=== Short task ===
Reproduce the data below word for word, from its very first line through the line that contains "logo-icon [22, 13, 108, 49]", with both of those lines included.
═══ Input
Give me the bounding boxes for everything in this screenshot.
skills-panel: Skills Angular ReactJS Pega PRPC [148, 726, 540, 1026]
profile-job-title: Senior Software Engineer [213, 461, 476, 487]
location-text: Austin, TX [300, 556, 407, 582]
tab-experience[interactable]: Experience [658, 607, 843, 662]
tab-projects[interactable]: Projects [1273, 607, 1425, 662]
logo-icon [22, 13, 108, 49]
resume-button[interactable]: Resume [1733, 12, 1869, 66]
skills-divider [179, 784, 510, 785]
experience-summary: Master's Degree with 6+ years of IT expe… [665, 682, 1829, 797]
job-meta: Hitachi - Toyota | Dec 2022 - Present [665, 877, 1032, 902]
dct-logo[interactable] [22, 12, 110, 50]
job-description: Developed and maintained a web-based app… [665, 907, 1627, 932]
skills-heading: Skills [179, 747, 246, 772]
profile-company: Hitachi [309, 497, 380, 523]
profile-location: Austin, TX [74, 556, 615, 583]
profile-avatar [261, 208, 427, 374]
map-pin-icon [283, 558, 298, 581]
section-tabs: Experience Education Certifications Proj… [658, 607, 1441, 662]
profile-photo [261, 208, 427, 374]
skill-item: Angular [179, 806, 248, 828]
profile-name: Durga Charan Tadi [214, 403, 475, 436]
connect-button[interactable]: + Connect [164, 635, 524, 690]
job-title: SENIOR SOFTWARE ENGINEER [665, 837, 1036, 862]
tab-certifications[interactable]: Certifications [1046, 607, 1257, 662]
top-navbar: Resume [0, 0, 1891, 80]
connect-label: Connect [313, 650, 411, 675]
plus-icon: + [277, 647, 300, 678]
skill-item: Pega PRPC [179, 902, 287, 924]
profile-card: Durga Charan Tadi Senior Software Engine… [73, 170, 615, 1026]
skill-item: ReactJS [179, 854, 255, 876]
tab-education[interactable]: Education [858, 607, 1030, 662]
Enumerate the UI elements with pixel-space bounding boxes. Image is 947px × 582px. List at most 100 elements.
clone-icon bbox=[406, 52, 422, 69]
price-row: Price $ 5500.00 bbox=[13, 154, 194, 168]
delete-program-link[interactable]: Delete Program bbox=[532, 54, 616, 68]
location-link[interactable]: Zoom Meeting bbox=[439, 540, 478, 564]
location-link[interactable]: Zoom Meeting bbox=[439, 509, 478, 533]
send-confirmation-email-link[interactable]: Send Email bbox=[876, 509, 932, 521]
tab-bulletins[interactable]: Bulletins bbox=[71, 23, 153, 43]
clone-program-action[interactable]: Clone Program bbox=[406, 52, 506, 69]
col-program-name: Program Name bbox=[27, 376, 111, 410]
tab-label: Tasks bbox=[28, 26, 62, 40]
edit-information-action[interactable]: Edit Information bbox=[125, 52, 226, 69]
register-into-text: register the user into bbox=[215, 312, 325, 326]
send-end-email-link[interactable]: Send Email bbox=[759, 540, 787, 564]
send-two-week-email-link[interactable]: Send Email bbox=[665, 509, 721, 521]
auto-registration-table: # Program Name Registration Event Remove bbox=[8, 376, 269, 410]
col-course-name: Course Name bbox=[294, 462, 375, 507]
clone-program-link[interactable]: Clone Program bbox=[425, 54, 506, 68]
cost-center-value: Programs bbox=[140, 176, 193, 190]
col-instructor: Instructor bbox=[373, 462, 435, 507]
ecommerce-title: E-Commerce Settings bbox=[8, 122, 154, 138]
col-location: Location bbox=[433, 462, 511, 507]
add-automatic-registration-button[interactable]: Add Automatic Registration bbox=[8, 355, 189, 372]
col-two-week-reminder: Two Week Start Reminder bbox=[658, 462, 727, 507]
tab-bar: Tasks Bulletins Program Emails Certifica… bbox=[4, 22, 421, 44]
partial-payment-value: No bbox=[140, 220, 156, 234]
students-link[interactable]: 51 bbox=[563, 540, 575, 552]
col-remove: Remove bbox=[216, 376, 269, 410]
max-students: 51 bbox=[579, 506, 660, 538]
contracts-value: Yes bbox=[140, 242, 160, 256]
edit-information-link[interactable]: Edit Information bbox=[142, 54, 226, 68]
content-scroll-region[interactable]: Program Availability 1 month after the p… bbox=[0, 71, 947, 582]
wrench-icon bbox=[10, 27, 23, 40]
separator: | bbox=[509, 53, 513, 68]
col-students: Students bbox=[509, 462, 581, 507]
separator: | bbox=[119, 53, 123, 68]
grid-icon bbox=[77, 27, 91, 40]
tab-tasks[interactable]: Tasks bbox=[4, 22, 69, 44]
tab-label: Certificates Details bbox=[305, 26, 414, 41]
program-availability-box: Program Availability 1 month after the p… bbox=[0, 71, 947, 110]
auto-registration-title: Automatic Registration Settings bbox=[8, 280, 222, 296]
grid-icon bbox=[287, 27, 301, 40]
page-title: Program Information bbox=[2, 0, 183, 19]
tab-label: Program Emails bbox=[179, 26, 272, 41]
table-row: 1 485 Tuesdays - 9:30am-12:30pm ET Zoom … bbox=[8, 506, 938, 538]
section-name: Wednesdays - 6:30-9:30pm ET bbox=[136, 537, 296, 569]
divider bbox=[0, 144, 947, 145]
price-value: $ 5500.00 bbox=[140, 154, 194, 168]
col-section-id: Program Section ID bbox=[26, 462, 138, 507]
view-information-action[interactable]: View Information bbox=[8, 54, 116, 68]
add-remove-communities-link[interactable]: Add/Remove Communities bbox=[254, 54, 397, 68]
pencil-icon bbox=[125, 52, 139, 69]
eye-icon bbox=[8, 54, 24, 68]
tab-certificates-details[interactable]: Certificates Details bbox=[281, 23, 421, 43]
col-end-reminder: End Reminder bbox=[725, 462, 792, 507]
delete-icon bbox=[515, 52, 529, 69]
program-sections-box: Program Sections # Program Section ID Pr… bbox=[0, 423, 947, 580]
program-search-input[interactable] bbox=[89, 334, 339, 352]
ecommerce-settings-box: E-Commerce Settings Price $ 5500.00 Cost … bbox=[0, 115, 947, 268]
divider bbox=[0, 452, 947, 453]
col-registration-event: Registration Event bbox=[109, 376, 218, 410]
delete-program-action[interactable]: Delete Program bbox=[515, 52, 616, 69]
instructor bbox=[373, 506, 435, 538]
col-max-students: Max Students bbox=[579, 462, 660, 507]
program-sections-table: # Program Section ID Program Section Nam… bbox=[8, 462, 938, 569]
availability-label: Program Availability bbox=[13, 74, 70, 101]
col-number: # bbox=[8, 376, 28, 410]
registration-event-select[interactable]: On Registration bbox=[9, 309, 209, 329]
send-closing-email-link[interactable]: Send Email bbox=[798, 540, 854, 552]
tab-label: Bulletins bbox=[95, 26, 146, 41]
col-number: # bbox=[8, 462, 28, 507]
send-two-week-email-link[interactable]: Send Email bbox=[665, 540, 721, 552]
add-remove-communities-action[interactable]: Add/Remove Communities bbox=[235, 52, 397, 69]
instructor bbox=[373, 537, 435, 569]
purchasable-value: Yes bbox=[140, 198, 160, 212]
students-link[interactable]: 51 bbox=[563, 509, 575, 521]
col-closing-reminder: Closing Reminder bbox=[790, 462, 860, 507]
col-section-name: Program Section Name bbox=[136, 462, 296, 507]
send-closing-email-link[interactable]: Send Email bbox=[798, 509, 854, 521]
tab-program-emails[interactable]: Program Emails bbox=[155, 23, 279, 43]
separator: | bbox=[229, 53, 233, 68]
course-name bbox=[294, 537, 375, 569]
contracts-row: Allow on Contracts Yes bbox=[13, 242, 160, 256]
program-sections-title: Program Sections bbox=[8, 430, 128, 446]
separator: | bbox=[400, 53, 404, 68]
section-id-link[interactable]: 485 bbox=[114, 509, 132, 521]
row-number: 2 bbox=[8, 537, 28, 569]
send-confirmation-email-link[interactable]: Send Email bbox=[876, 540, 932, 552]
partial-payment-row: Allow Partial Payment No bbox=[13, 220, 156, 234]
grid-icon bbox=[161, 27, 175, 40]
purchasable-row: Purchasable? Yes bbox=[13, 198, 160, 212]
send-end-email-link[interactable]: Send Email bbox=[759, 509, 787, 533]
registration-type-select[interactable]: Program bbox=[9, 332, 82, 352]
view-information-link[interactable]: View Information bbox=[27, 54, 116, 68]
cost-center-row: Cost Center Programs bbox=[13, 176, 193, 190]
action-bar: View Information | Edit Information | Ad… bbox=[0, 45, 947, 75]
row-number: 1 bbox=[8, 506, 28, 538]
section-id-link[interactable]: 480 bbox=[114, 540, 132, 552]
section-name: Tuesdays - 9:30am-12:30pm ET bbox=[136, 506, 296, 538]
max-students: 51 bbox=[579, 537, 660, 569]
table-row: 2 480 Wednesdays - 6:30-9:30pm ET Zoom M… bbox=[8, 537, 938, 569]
══════
=== Expected answer ===
Give me the bounding boxes for everything in this screenshot.
skills-panel: Skills Angular ReactJS Pega PRPC [148, 726, 540, 1026]
profile-job-title: Senior Software Engineer [213, 461, 476, 487]
location-text: Austin, TX [300, 556, 407, 582]
tab-experience[interactable]: Experience [658, 607, 843, 662]
tab-projects[interactable]: Projects [1273, 607, 1425, 662]
logo-icon [22, 13, 108, 49]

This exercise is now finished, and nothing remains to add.